Requirements: Among the entries below, find the lines with "verano" and copy them.

────

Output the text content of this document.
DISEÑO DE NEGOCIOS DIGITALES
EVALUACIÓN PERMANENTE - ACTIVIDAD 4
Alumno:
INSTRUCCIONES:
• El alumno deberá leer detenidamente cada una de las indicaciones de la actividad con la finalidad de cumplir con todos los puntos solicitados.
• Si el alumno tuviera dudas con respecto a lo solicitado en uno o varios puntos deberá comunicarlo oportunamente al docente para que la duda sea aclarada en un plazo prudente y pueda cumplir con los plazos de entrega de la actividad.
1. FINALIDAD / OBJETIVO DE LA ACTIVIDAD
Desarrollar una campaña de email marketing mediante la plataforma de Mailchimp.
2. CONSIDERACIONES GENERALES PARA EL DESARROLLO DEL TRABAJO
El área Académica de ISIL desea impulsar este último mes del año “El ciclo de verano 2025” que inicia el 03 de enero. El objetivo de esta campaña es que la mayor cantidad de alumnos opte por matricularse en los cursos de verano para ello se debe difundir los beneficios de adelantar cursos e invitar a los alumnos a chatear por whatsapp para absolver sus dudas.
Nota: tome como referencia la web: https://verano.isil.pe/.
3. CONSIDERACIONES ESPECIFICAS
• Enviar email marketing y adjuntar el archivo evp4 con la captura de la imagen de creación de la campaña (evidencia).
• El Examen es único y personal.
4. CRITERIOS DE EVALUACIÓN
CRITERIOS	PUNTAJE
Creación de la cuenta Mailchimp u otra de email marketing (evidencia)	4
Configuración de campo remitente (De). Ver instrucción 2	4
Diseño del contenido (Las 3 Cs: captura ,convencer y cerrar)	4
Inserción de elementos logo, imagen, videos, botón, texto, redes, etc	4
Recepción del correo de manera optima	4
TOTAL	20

────

Response to this task:
El área Académica de ISIL desea impulsar este último mes del año “El ciclo de verano 2025” que inicia el 03 de enero. El objetivo de esta campaña es que la mayor cantidad de alumnos opte por matricularse en los cursos de verano para ello se debe difundir los beneficios de adelantar cursos e invitar a los alumnos a chatear por whatsapp para absolver sus dudas.
Nota: tome como referencia la web: https://verano.isil.pe/.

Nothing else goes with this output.